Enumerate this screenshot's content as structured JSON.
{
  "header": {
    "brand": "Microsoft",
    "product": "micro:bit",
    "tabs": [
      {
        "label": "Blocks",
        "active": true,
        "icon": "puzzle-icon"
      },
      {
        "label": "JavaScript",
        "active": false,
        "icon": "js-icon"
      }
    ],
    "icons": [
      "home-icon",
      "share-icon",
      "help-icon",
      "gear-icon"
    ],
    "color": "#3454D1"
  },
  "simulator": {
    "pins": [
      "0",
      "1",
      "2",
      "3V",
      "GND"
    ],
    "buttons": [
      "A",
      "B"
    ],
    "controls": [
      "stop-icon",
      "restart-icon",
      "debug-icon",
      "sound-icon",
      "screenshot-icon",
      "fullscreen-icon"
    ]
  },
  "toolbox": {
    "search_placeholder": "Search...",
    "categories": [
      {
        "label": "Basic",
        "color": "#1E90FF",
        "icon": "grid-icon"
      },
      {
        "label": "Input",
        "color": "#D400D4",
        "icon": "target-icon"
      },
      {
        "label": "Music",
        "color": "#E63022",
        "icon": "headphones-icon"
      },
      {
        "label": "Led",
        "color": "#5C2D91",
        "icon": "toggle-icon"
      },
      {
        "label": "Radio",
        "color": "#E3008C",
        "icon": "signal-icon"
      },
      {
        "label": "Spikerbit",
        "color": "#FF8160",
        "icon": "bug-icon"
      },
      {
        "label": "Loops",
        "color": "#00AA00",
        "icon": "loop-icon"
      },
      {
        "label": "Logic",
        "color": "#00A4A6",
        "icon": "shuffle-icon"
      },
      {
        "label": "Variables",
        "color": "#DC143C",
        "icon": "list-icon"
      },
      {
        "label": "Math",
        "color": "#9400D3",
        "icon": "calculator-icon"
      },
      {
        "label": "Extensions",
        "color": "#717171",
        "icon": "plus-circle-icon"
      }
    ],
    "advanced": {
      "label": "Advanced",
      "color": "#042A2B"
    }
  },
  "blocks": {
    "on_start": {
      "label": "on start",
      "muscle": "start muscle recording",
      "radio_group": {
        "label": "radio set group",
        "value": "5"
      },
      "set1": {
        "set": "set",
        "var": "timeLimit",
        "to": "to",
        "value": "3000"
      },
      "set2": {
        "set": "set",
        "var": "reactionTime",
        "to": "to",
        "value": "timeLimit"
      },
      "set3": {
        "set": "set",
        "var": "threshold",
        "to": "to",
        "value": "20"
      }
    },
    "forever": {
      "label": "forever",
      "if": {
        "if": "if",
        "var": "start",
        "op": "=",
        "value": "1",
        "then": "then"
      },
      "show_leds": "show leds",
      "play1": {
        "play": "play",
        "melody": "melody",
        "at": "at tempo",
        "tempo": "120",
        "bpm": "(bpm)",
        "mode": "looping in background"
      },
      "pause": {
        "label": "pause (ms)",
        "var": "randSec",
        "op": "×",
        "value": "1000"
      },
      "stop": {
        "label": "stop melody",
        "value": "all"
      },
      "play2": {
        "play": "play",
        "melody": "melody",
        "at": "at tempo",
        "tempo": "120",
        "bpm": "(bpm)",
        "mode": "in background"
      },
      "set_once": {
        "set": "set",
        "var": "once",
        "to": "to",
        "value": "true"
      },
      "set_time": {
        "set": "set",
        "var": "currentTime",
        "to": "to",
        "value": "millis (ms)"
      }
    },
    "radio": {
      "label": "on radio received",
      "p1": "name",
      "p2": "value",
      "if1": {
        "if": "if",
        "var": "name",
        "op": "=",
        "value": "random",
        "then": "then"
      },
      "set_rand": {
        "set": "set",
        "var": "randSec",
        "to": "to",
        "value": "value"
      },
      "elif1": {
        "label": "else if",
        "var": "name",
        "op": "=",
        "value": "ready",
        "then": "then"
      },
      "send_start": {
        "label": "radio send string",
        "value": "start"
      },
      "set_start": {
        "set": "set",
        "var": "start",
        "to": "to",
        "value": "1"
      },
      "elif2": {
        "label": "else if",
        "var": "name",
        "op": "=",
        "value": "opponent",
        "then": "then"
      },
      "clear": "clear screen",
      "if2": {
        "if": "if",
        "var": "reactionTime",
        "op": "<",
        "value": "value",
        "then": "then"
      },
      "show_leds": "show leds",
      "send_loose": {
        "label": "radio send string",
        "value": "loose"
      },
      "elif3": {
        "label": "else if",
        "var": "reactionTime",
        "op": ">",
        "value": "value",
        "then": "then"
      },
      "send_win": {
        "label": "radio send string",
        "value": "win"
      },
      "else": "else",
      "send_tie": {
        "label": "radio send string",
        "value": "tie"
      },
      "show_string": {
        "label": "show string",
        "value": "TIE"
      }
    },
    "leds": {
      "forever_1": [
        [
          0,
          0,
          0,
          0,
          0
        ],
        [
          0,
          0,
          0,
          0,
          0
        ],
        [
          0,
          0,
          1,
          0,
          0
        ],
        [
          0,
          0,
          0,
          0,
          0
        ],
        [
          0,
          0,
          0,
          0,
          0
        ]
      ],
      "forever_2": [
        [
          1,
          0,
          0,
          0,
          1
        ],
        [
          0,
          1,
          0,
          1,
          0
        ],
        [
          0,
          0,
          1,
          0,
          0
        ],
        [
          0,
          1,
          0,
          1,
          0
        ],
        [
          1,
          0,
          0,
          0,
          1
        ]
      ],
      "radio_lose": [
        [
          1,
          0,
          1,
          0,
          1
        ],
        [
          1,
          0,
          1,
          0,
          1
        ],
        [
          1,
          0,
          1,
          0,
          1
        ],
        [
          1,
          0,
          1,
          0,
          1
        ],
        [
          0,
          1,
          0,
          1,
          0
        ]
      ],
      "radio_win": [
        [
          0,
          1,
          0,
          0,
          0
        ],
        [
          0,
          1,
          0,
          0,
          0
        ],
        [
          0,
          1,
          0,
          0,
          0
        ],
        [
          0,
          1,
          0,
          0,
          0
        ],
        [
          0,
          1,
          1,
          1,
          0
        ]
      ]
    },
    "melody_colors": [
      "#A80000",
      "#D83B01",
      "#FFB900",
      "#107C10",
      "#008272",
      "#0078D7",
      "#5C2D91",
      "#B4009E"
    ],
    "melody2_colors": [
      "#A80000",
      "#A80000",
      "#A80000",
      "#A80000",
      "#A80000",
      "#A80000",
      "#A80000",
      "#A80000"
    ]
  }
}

> _TASK INSTRUCTIONS_:
Repeat all of the records above exactly as written.

> _TASK ANSWER_:
Enumerate this screenshot's content as structured JSON.
{
  "header": {
    "brand": "Microsoft",
    "product": "micro:bit",
    "tabs": [
      {
        "label": "Blocks",
        "active": true,
        "icon": "puzzle-icon"
      },
      {
        "label": "JavaScript",
        "active": false,
        "icon": "js-icon"
      }
    ],
    "icons": [
      "home-icon",
      "share-icon",
      "help-icon",
      "gear-icon"
    ],
    "color": "#3454D1"
  },
  "simulator": {
    "pins": [
      "0",
      "1",
      "2",
      "3V",
      "GND"
    ],
    "buttons": [
      "A",
      "B"
    ],
    "controls": [
      "stop-icon",
      "restart-icon",
      "debug-icon",
      "sound-icon",
      "screenshot-icon",
      "fullscreen-icon"
    ]
  },
  "toolbox": {
    "search_placeholder": "Search...",
    "categories": [
      {
        "label": "Basic",
        "color": "#1E90FF",
        "icon": "grid-icon"
      },
      {
        "label": "Input",
        "color": "#D400D4",
        "icon": "target-icon"
      },
      {
        "label": "Music",
        "color": "#E63022",
        "icon": "headphones-icon"
      },
      {
        "label": "Led",
        "color": "#5C2D91",
        "icon": "toggle-icon"
      },
      {
        "label": "Radio",
        "color": "#E3008C",
        "icon": "signal-icon"
      },
      {
        "label": "Spikerbit",
        "color": "#FF8160",
        "icon": "bug-icon"
      },
      {
        "label": "Loops",
        "color": "#00AA00",
        "icon": "loop-icon"
      },
      {
        "label": "Logic",
        "color": "#00A4A6",
        "icon": "shuffle-icon"
      },
      {
        "label": "Variables",
        "color": "#DC143C",
        "icon": "list-icon"
      },
      {
        "label": "Math",
        "color": "#9400D3",
        "icon": "calculator-icon"
      },
      {
        "label": "Extensions",
        "color": "#717171",
        "icon": "plus-circle-icon"
      }
    ],
    "advanced": {
      "label": "Advanced",
      "color": "#042A2B"
    }
  },
  "blocks": {
    "on_start": {
      "label": "on start",
      "muscle": "start muscle recording",
      "radio_group": {
        "label": "radio set group",
        "value": "5"
      },
      "set1": {
        "set": "set",
        "var": "timeLimit",
        "to": "to",
        "value": "3000"
      },
      "set2": {
        "set": "set",
        "var": "reactionTime",
        "to": "to",
        "value": "timeLimit"
      },
      "set3": {
        "set": "set",
        "var": "threshold",
        "to": "to",
        "value": "20"
      }
    },
    "forever": {
      "label": "forever",
      "if": {
        "if": "if",
        "var": "start",
        "op": "=",
        "value": "1",
        "then": "then"
      },
      "show_leds": "show leds",
      "play1": {
        "play": "play",
        "melody": "melody",
        "at": "at tempo",
        "tempo": "120",
        "bpm": "(bpm)",
        "mode": "looping in background"
      },
      "pause": {
        "label": "pause (ms)",
        "var": "randSec",
        "op": "×",
        "value": "1000"
      },
      "stop": {
        "label": "stop melody",
        "value": "all"
      },
      "play2": {
        "play": "play",
        "melody": "melody",
        "at": "at tempo",
        "tempo": "120",
        "bpm": "(bpm)",
        "mode": "in background"
      },
      "set_once": {
        "set": "set",
        "var": "once",
        "to": "to",
        "value": "true"
      },
      "set_time": {
        "set": "set",
        "var": "currentTime",
        "to": "to",
        "value": "millis (ms)"
      }
    },
    "radio": {
      "label": "on radio received",
      "p1": "name",
      "p2": "value",
      "if1": {
        "if": "if",
        "var": "name",
        "op": "=",
        "value": "random",
        "then": "then"
      },
      "set_rand": {
        "set": "set",
        "var": "randSec",
        "to": "to",
        "value": "value"
      },
      "elif1": {
        "label": "else if",
        "var": "name",
        "op": "=",
        "value": "ready",
        "then": "then"
      },
      "send_start": {
        "label": "radio send string",
        "value": "start"
      },
      "set_start": {
        "set": "set",
        "var": "start",
        "to": "to",
        "value": "1"
      },
      "elif2": {
        "label": "else if",
        "var": "name",
        "op": "=",
        "value": "opponent",
        "then": "then"
      },
      "clear": "clear screen",
      "if2": {
        "if": "if",
        "var": "reactionTime",
        "op": "<",
        "value": "value",
        "then": "then"
      },
      "show_leds": "show leds",
      "send_loose": {
        "label": "radio send string",
        "value": "loose"
      },
      "elif3": {
        "label": "else if",
        "var": "reactionTime",
        "op": ">",
        "value": "value",
        "then": "then"
      },
      "send_win": {
        "label": "radio send string",
        "value": "win"
      },
      "else": "else",
      "send_tie": {
        "label": "radio send string",
        "value": "tie"
      },
      "show_string": {
        "label": "show string",
        "value": "TIE"
      }
    },
    "leds": {
      "forever_1": [
        [
          0,
          0,
          0,
          0,
          0
        ],
        [
          0,
          0,
          0,
          0,
          0
        ],
        [
          0,
          0,
          1,
          0,
          0
        ],
        [
          0,
          0,
          0,
          0,
          0
        ],
        [
          0,
          0,
          0,
          0,
          0
        ]
      ],
      "forever_2": [
        [
          1,
          0,
          0,
          0,
          1
        ],
        [
          0,
          1,
          0,
          1,
          0
        ],
        [
          0,
          0,
          1,
          0,
          0
        ],
        [
          0,
          1,
          0,
          1,
          0
        ],
        [
          1,
          0,
          0,
          0,
          1
        ]
      ],
      "radio_lose": [
        [
          1,
          0,
          1,
          0,
          1
        ],
        [
          1,
          0,
          1,
          0,
          1
        ],
        [
          1,
          0,
          1,
          0,
          1
        ],
        [
          1,
          0,
          1,
          0,
          1
        ],
        [
          0,
          1,
          0,
          1,
          0
        ]
      ],
      "radio_win": [
        [
          0,
          1,
          0,
          0,
          0
        ],
        [
          0,
          1,
          0,
          0,
          0
        ],
        [
          0,
          1,
          0,
          0,
          0
        ],
        [
          0,
          1,
          0,
          0,
          0
        ],
        [
          0,
          1,
          1,
          1,
          0
        ]
      ]
    },
    "melody_colors": [
      "#A80000",
      "#D83B01",
      "#FFB900",
      "#107C10",
      "#008272",
      "#0078D7",
      "#5C2D91",
      "#B4009E"
    ],
    "melody2_colors": [
      "#A80000",
      "#A80000",
      "#A80000",
      "#A80000",
      "#A80000",
      "#A80000",
      "#A80000",
      "#A80000"
    ]
  }
}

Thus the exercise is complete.